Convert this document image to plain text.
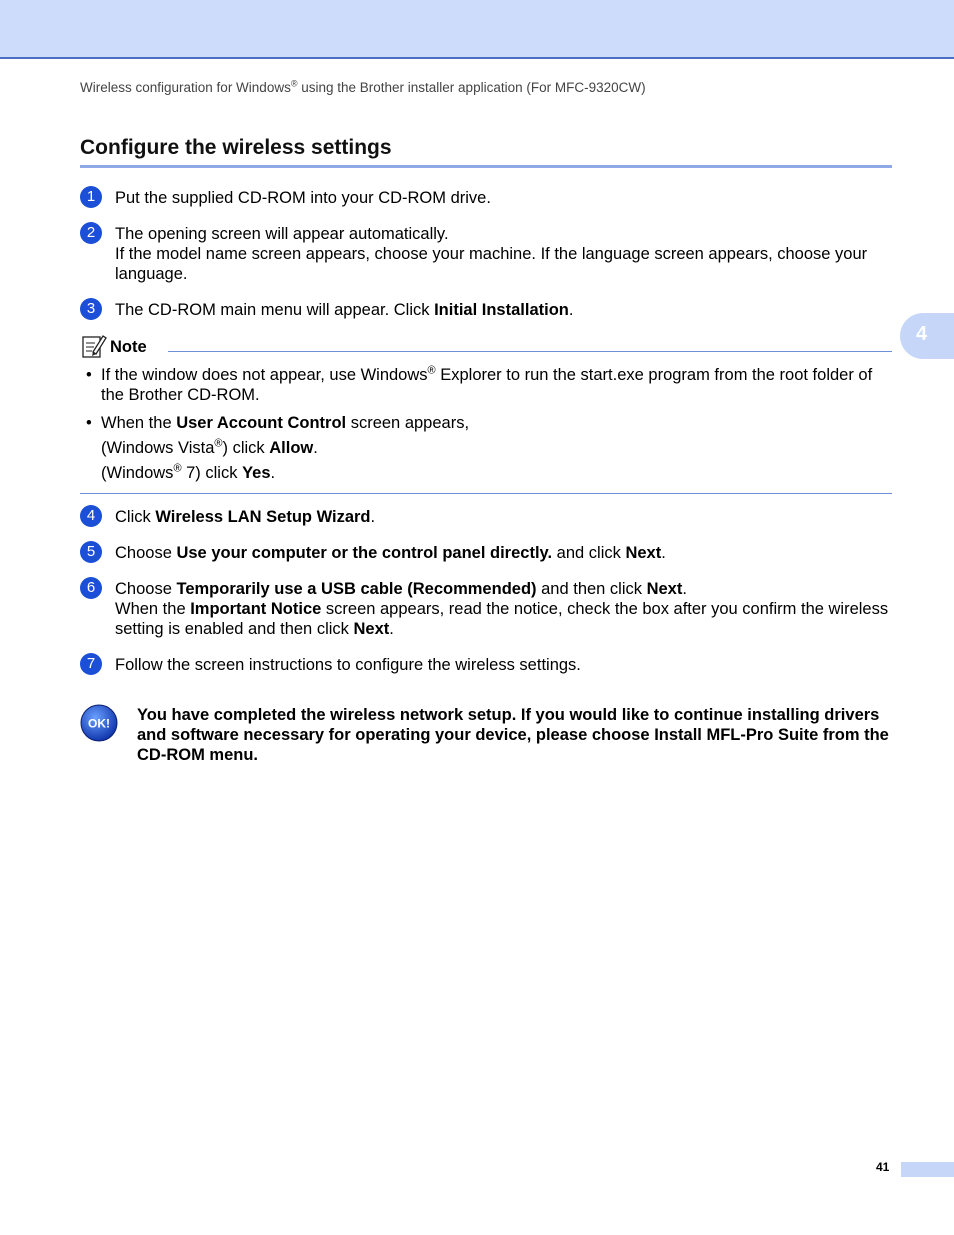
Wireless configuration for Windows® using the Brother installer application (For MFC-9320CW)
Configure the wireless settings
4
1	Put the supplied CD-ROM into your CD-ROM drive.
2	The opening screen will appear automatically.
If the model name screen appears, choose your machine. If the language screen appears, choose your language.
3	The CD-ROM main menu will appear. Click Initial Installation.
Note
• If the window does not appear, use Windows® Explorer to run the start.exe program from the root folder of the Brother CD-ROM.
• When the User Account Control screen appears,
(Windows Vista®) click Allow.
(Windows® 7) click Yes.
4	Click Wireless LAN Setup Wizard.
5	Choose Use your computer or the control panel directly. and click Next.
6	Choose Temporarily use a USB cable (Recommended) and then click Next.
When the Important Notice screen appears, read the notice, check the box after you confirm the wireless setting is enabled and then click Next.
7	Follow the screen instructions to configure the wireless settings.
OK! You have completed the wireless network setup. If you would like to continue installing drivers and software necessary for operating your device, please choose Install MFL-Pro Suite from the CD-ROM menu.
41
━━━━━━━━━━━━━━━━━━━━━━━━━━━━━━
» **Directions for this task**
Gather each line of the records holding the string "appears".

» **Answer for this exercise**
If the model name screen appears, choose your machine. If the language screen appears, choose your language.
• When the User Account Control screen appears,
When the Important Notice screen appears, read the notice, check the box after you confirm the wireless setting is enabled and then click Next.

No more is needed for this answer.